Don’t Come Around Here No More

First of all, I was all proud of how often I was updating, but now we’re back to being sporadic at best. Some of this is owing to the fact that, in the lead up to Thanksgiving, I was baking like a madman. I sold some cheesecakes! So far, just a plain, a (gluten-free) turtle, and two eggnog-pumpkin, but hey, they’re sales, and they’re helping add some income for Christmas. But damn, in my home kitchen, which is functional, but still somewhat small, those, along with the cakes I was making for family gatherings, took a hell of a lot of my time. I put a lot of love, effort, and creativity into my cheesecakes, and people who like them appreciate that. In fact, the buyers all claim my cheesecake beats Cheesecake Factory. I tend to agree.

But I didn’t come here to tell you that.

Lorelei, due to the Epic Sinus Infection From Hell™, had to take some fairly strong antibiotics - the kind that interfere with the efficacy of her IUD. Which means no vaginal ejaculation. Which is really bothering me. Now, of course, while this is going on, we are, at her suggestion, experimenting more with oral and anal, but I really miss just good, old-fashioned filling her dirty cunt with a hot load. You see, I’m really into fluid bonding, for several reasons, which I may someday write about, should I ever be able to clearly articulate them to myself - i.e. further self-examination is required. But not the least of these reasons is that I genuinely feel a connection to her, from a primal “marking my territory,” to a deeply emotional manifestation of trust and love.

It’s been a while (since sometime before Thanksgiving), in with how long it can take for the residual effects to wear off, it could be Christmas before we can safely swap fluids.

And it’s driving me crazy.

I find myself, during intercourse, constantly yelling at myself to stop, and sometimes I’m not sure if I’ll be able to. And I know she won’t. Neither of us are very good at knowing when to stop.

So, here I sit, feeling somewhat sexually frustrated, because I’m missing that connection. Well, and the best orgasms of my life. That’s another thing worth missing, right?

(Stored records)
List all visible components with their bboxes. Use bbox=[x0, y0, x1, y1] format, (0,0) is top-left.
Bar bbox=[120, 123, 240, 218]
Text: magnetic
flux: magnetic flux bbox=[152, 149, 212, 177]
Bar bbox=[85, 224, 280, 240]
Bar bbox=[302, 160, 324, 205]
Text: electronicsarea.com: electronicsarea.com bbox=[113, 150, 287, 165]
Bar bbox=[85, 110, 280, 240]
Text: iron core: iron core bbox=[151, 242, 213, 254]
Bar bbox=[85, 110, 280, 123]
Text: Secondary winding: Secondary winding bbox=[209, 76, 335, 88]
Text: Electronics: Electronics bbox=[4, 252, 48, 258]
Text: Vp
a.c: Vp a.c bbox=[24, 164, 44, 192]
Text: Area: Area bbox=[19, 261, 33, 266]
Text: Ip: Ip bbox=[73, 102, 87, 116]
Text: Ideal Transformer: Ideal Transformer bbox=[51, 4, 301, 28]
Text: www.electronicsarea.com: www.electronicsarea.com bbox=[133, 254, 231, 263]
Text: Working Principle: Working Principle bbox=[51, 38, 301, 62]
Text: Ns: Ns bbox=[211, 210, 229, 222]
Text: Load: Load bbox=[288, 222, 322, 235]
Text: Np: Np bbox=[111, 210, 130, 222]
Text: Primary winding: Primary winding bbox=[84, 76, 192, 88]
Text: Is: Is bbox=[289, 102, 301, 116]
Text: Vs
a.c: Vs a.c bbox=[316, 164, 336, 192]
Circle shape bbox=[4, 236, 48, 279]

**BRIEF A**
Answer these questions about the post on baking and antibiotics, one answer per line:
(i) Which holiday was the writer baking heavily in the lead-up to?
(ii) Which business do the buyers say the writer's cheesecake beats?
(iii) What illness led Lorelei to take antibiotics?
**BRIEF B**
List every kind of cheesecake the post says the writer has sold so far.

**EXERCISE OUTPUT A**
(i) Thanksgiving
(ii) Cheesecake Factory
(iii) A sinus infection

**EXERCISE OUTPUT B**
- Plain
- Turtle (gluten-free)
- Eggnog-pumpkin